Copy out each line containing "seed" from the entries below.

(Stored dataset items)
______________________________
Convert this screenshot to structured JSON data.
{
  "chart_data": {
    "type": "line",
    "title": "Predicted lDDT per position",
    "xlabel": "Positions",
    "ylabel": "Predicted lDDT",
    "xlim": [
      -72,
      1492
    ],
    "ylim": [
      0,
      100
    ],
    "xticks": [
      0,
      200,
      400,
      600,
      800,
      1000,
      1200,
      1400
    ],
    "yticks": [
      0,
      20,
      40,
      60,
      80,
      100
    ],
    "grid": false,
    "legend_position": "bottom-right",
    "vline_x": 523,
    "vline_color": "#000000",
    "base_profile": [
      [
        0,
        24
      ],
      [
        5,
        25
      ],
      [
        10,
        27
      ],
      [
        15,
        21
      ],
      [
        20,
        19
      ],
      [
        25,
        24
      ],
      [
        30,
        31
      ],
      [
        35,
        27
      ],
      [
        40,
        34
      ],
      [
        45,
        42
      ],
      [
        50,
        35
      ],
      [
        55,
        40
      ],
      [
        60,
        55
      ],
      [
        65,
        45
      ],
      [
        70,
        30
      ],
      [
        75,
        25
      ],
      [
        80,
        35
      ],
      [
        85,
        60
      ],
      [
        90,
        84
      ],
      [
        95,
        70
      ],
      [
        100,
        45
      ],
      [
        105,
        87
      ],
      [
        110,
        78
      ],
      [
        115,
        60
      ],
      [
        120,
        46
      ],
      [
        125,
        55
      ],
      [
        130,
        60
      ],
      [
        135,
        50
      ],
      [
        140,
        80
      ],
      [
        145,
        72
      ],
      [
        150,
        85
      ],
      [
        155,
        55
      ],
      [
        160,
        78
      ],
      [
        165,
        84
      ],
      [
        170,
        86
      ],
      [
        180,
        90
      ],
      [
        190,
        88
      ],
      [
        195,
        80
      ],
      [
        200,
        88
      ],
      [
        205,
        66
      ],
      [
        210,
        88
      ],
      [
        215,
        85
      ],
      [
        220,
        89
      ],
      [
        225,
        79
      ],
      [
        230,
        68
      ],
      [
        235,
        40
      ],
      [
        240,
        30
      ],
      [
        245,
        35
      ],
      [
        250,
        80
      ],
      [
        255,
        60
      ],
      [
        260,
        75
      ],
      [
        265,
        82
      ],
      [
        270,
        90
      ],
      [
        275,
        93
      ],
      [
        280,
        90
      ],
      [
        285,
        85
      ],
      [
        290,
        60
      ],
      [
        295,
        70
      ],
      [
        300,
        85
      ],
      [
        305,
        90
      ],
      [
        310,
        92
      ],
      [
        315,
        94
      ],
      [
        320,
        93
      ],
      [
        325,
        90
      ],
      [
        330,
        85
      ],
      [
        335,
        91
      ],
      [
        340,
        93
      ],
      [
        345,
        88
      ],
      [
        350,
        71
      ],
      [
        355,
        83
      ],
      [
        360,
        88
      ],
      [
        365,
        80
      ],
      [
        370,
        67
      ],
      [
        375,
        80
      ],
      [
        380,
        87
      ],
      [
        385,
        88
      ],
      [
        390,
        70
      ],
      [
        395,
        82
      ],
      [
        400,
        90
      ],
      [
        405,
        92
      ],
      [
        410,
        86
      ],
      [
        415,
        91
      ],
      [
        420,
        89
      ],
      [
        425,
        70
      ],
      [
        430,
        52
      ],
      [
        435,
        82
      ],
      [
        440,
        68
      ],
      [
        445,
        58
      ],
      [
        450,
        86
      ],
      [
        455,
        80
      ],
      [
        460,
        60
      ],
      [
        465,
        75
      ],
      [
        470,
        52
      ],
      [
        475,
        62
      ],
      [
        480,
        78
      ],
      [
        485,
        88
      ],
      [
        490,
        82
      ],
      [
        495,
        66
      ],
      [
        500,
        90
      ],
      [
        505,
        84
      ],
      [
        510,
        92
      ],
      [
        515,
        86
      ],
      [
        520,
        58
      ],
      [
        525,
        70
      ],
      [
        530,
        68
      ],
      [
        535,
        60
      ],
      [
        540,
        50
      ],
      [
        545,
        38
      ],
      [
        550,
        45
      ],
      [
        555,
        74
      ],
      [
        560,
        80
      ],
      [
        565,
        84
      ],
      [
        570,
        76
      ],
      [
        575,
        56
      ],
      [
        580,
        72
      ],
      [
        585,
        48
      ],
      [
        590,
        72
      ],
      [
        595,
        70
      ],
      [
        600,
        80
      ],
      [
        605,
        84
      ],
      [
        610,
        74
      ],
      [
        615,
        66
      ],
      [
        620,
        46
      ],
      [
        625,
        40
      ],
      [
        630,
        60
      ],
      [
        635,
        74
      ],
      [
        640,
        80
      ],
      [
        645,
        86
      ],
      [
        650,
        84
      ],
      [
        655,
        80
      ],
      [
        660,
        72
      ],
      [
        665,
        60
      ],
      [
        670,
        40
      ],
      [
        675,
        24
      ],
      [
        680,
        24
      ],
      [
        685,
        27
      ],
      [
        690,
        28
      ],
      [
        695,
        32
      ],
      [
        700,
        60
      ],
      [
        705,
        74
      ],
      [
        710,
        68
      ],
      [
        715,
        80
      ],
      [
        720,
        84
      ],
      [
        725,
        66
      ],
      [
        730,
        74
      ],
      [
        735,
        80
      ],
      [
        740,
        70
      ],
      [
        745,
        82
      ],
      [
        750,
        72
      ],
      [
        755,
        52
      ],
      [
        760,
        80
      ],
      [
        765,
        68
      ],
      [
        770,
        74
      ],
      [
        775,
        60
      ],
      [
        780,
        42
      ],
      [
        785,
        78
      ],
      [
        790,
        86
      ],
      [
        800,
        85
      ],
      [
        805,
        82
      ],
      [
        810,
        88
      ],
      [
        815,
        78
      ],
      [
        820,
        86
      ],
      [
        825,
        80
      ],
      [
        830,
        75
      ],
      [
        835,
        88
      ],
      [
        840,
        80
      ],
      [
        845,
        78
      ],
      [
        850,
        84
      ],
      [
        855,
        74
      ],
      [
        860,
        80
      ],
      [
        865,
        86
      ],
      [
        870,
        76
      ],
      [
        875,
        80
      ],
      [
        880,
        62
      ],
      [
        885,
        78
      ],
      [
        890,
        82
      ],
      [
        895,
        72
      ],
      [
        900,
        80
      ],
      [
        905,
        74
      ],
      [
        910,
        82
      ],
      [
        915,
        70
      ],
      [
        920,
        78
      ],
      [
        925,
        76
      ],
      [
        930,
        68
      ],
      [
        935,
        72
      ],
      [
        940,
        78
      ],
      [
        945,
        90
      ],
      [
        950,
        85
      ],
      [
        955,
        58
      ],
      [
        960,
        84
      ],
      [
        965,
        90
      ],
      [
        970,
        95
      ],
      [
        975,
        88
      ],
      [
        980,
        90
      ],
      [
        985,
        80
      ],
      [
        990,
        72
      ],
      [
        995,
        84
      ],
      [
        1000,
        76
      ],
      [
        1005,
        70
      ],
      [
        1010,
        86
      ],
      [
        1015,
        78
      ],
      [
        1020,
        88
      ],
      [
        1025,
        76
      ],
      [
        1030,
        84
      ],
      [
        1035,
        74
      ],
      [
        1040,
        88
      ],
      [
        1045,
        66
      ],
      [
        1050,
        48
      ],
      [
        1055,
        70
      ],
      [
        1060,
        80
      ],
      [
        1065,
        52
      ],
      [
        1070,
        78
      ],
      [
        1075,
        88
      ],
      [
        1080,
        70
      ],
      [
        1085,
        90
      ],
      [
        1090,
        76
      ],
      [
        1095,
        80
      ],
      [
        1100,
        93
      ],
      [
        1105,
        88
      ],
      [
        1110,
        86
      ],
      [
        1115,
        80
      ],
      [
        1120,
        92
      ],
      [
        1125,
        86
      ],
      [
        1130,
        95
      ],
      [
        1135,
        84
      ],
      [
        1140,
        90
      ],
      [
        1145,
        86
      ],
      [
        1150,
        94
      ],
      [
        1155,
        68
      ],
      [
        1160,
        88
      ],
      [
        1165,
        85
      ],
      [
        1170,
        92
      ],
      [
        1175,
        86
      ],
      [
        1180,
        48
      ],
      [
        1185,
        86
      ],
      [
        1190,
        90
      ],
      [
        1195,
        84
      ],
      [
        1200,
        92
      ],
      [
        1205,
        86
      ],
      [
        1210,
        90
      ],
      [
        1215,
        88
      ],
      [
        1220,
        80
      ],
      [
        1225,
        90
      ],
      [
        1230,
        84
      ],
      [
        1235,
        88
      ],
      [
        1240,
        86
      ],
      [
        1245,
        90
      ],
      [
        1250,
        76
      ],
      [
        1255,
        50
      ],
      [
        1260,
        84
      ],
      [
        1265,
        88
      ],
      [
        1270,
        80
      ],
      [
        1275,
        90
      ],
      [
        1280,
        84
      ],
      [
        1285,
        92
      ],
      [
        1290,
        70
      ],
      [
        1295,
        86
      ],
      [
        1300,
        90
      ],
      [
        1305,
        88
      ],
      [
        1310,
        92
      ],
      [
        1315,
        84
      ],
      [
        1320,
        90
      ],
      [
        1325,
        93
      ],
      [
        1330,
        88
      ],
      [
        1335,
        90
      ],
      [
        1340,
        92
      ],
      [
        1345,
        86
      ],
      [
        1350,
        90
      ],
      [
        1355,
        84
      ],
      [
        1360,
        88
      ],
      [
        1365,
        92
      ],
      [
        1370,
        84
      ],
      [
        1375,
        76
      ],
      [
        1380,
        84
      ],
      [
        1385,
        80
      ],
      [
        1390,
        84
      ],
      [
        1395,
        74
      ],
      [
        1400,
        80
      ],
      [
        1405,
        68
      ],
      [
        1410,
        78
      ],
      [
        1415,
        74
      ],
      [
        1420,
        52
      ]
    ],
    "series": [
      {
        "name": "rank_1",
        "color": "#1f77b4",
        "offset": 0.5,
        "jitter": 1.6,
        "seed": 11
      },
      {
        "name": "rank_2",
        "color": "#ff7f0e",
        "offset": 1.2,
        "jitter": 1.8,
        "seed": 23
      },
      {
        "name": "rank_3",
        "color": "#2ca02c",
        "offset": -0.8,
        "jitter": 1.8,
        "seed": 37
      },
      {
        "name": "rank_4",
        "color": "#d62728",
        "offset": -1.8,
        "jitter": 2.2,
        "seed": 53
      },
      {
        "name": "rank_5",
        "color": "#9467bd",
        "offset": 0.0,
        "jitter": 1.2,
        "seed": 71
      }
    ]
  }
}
______________________________
> **Written answer**:
        "seed": 11
        "seed": 23
        "seed": 37
        "seed": 53
        "seed": 71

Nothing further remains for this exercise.